» Document extract

Viewing and analyzing LLM traces
In the Monium Traces interface, traces containing spans with GenAI attributes are displayed in the special LLM monitoring mode. This interface is there to analyze and debug AI agents: it focuses on large texts (prompts, model responses, system instructions), not raw attributes. This makes diagnostics simpler: the key information that affects the agent’s logic is brought to the foreground.
Main features:
- Span search and filtering based on GenAI attributes and other parameters.
- Visualization of call hierarchy within a trace (span tree).
- Detailed view of prompts and LLM responses in a structured representation.
You can open a trace from search results or by its known trace_id. If a trace contains spans with GenAI attributes, the interface will automatically switch to the LLM view mode.
LLM span search results
In span search mode, the results present only LLM-related spans, which is figured by the presence of the gen_ai.response.model attribute. The search results show the following for each such span:
- Agent and span name: Forms as
service.name/ span name, e.g.,my-ai-agent/openai.chat. - Model input: Input data provided to the LLM within the current span.
- Model output: LLM-generated response.
- Tokens: Number of input and output tokens.
- Duration: Duration of the operation.
You can use this data for a quick look at the contents and performance of the call to select a span for detailed view.
Structure of the LLM trace view page
The view page displays only spans of the services that have attributes with the gen_ai.* mask. Spans of other services (backends, databases, etc.) will be hidden on this page: this focuses the interface on the conversation with the model. To see the full trace with all spans, click Show full trace at the top of the page. This will open the standard trace view.

[Dataset excerpts]
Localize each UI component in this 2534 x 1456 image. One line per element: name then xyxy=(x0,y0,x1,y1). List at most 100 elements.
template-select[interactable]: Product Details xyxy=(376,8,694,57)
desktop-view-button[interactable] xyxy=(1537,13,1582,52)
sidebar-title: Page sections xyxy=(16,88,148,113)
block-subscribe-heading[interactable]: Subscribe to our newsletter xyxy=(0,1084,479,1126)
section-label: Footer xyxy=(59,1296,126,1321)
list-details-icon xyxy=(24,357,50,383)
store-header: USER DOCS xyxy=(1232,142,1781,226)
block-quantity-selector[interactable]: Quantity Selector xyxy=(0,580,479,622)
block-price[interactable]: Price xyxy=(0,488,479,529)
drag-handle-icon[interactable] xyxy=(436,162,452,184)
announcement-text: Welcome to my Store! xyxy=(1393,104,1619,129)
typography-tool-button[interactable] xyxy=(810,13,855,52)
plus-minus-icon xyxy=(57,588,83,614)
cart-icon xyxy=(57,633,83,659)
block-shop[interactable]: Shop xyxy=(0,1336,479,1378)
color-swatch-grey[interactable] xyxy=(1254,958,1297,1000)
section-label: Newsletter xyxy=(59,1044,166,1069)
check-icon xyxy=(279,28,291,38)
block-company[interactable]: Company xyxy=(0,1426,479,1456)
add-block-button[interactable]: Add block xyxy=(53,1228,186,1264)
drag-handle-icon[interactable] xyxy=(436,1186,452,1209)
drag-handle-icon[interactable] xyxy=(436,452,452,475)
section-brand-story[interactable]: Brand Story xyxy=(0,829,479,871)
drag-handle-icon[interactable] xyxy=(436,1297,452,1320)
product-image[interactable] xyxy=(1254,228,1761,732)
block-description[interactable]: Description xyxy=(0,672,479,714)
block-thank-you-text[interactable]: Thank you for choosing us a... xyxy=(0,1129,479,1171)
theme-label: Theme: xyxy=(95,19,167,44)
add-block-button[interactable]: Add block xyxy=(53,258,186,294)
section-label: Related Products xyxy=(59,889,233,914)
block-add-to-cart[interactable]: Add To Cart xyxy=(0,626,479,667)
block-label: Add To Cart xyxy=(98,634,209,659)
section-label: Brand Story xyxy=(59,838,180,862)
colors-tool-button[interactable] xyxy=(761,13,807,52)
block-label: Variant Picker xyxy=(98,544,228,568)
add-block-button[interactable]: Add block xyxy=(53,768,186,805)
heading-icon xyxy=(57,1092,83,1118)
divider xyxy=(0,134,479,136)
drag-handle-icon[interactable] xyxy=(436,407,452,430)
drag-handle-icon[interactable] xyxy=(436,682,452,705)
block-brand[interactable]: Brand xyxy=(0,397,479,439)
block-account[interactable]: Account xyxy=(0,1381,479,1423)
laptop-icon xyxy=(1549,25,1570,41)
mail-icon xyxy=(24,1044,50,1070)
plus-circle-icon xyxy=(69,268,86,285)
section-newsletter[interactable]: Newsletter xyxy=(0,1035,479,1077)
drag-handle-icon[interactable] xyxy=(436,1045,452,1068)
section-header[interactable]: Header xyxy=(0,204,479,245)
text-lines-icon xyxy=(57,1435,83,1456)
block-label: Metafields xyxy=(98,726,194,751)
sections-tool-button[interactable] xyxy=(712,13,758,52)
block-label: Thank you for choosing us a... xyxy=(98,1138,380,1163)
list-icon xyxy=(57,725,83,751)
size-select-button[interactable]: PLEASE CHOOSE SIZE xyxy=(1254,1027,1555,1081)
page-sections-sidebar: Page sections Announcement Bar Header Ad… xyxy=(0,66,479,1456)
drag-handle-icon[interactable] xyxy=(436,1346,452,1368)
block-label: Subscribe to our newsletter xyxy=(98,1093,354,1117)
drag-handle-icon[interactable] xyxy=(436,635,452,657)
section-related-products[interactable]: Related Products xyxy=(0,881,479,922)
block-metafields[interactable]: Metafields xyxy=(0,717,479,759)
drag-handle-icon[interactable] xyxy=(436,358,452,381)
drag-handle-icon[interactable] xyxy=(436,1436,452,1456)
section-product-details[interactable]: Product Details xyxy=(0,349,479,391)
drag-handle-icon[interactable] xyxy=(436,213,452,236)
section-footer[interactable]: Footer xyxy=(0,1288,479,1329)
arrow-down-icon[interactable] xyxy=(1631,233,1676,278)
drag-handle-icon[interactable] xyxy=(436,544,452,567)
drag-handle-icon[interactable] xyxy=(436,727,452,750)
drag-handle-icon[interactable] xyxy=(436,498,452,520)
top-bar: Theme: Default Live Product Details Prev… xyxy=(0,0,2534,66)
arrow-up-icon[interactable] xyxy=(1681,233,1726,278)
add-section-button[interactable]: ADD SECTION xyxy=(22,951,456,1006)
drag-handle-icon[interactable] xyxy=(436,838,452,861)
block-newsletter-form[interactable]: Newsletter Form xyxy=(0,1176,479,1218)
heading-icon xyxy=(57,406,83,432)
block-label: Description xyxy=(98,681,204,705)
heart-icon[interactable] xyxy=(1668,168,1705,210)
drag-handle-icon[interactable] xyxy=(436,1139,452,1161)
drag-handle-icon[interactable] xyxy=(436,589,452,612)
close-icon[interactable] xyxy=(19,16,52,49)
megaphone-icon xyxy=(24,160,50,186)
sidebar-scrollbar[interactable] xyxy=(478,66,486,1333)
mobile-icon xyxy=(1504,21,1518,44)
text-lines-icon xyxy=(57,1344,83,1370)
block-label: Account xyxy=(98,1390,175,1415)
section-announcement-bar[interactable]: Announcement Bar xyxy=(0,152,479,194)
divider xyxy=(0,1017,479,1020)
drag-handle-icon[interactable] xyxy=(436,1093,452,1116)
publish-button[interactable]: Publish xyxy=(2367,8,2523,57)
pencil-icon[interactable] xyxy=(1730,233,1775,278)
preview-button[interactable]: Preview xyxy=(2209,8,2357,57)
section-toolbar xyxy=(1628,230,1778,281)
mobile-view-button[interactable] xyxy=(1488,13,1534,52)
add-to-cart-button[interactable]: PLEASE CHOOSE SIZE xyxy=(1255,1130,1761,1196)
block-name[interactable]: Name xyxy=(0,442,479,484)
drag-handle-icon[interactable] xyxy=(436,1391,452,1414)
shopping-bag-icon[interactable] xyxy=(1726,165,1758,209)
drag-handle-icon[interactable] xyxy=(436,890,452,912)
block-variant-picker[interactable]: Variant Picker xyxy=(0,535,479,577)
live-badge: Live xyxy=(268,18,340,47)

» What the task requires
Answer the following questions using the Monium Traces page:
1. What attribute determines whether a span appears in span search results?
2. What does the interface do when a trace contains spans with GenAI attributes?
3. What must be clicked to see the full trace with all spans?

» Reply
1. The gen_ai.response.model attribute.
2. It automatically switches to the LLM view mode.
3. Show full trace, at the top of the page.